*SET TASK:* State how many lines in the records hold the word "ylabel", giving the number and no other text.

*Dataset entries on figures:*
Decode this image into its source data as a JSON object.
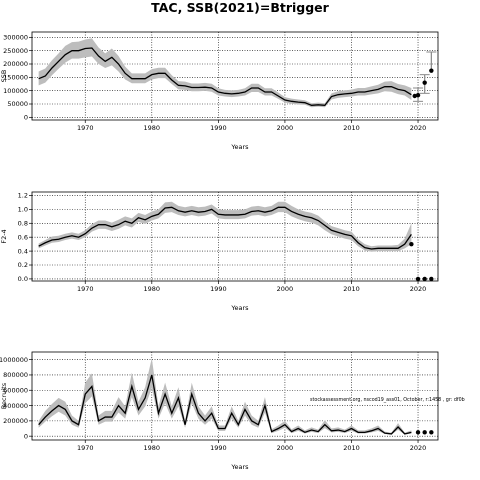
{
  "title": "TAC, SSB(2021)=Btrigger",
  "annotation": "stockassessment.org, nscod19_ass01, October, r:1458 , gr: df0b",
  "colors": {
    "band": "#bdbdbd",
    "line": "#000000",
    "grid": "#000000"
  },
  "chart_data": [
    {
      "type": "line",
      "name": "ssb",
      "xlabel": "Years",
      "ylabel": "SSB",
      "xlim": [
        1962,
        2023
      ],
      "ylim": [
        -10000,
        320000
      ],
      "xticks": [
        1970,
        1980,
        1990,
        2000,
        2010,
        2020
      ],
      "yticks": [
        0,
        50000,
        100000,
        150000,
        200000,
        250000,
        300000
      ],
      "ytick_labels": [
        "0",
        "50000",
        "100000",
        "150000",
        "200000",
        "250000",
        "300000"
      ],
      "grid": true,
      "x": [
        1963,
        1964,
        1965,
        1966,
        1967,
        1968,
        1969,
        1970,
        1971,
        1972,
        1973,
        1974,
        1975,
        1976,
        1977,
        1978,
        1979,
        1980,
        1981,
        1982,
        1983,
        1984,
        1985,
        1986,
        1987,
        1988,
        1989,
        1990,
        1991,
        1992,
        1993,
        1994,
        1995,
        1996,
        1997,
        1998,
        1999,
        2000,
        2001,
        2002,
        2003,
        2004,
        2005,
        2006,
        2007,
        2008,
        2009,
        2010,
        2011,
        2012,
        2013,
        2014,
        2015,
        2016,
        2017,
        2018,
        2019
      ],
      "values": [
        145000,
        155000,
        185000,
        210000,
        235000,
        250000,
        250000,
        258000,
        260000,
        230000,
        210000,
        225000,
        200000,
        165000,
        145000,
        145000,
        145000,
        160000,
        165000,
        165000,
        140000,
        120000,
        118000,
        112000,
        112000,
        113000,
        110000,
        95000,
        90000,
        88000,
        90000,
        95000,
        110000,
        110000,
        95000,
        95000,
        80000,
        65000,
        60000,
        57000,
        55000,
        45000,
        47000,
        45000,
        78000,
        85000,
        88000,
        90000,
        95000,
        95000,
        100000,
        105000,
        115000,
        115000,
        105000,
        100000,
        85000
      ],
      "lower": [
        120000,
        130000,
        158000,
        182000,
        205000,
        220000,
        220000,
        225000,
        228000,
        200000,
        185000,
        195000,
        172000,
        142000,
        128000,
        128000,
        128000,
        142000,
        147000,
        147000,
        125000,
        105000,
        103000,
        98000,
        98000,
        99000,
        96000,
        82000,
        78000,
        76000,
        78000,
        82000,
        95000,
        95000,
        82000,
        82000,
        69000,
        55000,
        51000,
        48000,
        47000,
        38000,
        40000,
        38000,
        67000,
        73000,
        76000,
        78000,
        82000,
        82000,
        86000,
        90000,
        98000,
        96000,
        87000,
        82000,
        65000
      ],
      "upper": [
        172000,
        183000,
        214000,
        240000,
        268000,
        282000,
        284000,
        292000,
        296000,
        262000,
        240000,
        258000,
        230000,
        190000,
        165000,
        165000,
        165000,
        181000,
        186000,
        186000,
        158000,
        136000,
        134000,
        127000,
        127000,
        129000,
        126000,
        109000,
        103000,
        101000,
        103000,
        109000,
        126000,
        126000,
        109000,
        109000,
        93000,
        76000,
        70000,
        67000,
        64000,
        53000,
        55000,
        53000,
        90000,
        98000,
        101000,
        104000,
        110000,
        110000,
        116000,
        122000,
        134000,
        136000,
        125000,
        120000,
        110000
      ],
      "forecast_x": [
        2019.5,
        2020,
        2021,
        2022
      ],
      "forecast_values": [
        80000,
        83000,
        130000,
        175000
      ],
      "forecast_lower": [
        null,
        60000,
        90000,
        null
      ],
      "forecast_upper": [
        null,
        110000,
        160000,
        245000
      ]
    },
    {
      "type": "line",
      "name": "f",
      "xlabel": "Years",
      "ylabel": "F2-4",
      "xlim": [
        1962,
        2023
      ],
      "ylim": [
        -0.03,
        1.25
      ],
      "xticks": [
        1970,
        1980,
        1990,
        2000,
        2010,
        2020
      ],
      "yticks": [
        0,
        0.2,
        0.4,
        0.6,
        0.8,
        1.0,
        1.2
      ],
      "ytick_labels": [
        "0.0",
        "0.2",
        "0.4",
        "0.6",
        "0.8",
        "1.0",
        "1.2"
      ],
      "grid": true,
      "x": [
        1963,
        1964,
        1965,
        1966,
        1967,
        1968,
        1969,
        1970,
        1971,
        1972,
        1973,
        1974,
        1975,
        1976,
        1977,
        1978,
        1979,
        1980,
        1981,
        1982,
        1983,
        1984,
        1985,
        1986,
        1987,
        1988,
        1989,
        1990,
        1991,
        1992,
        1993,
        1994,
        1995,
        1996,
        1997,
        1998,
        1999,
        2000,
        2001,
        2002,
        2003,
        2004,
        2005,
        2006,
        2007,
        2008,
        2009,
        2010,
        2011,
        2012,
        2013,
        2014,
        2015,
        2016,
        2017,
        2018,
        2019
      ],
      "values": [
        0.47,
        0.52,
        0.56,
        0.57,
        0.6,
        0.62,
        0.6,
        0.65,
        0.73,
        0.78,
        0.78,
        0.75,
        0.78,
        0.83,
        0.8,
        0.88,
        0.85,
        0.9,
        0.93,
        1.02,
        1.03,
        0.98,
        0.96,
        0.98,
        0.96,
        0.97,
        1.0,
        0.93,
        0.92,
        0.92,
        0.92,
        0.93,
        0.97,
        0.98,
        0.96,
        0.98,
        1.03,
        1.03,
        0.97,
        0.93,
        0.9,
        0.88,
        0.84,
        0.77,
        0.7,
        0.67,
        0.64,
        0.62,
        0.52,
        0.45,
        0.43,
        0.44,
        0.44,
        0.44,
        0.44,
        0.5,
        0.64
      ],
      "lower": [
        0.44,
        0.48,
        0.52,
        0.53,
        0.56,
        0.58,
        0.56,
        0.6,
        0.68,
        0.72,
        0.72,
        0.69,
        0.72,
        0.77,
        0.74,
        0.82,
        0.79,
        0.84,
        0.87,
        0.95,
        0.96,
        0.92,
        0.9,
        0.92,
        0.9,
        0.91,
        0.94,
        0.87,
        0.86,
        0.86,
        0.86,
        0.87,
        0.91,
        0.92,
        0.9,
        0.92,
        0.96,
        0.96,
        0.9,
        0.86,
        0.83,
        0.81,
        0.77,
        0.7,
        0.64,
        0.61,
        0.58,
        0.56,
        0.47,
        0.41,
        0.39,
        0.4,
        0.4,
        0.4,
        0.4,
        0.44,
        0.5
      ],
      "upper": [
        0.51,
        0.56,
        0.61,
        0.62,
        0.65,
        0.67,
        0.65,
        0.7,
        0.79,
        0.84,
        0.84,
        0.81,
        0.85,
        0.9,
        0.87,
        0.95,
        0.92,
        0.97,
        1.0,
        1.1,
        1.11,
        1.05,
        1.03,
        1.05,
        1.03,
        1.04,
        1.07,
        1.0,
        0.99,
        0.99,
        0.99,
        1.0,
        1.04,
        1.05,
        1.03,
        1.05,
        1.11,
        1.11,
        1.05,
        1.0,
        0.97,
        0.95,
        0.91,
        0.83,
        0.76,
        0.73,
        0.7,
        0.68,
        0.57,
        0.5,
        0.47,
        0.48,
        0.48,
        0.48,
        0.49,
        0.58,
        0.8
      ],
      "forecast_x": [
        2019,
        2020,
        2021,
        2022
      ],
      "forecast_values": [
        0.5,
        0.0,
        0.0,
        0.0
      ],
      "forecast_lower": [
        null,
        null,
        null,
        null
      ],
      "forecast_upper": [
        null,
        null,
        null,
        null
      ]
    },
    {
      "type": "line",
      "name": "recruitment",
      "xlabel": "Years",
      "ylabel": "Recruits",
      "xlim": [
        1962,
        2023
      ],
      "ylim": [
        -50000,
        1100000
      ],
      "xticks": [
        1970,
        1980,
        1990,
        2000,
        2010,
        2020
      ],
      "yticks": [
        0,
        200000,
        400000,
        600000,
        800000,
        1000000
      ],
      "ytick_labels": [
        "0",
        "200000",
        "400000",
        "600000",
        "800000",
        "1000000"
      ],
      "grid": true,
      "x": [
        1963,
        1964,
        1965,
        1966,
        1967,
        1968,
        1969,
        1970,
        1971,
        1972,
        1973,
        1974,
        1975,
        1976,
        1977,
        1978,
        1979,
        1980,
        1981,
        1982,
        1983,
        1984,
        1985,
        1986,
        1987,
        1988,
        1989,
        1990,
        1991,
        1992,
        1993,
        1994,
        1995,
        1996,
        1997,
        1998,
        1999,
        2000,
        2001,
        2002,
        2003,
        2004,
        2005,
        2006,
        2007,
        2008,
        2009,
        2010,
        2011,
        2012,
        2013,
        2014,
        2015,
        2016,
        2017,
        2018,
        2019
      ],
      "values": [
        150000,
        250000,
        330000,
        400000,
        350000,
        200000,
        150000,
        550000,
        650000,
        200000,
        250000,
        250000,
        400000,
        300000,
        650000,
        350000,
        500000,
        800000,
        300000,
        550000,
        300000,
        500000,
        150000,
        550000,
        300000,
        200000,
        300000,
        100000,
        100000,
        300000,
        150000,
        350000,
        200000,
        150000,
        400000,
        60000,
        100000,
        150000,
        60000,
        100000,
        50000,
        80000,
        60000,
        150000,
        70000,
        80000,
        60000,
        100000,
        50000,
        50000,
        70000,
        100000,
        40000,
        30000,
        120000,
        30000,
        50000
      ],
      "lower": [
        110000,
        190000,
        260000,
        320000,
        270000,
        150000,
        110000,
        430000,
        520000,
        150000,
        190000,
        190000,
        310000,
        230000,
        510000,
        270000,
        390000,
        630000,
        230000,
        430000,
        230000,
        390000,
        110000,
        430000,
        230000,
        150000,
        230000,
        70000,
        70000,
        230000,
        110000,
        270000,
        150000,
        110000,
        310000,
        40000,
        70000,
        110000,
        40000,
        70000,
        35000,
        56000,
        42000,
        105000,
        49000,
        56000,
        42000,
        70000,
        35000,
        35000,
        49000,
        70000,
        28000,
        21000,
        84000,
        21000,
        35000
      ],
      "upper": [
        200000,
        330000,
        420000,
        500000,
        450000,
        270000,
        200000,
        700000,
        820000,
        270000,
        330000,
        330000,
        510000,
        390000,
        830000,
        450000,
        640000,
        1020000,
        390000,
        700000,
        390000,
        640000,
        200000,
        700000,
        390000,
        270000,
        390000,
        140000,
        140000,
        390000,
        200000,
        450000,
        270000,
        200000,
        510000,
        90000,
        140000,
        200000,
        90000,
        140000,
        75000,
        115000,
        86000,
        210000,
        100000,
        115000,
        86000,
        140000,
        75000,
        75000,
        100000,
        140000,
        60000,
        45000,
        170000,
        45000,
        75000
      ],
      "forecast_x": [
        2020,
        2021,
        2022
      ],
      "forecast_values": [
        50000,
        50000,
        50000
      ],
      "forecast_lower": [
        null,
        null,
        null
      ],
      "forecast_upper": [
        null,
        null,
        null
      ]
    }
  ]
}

*FINAL ANSWER:* 3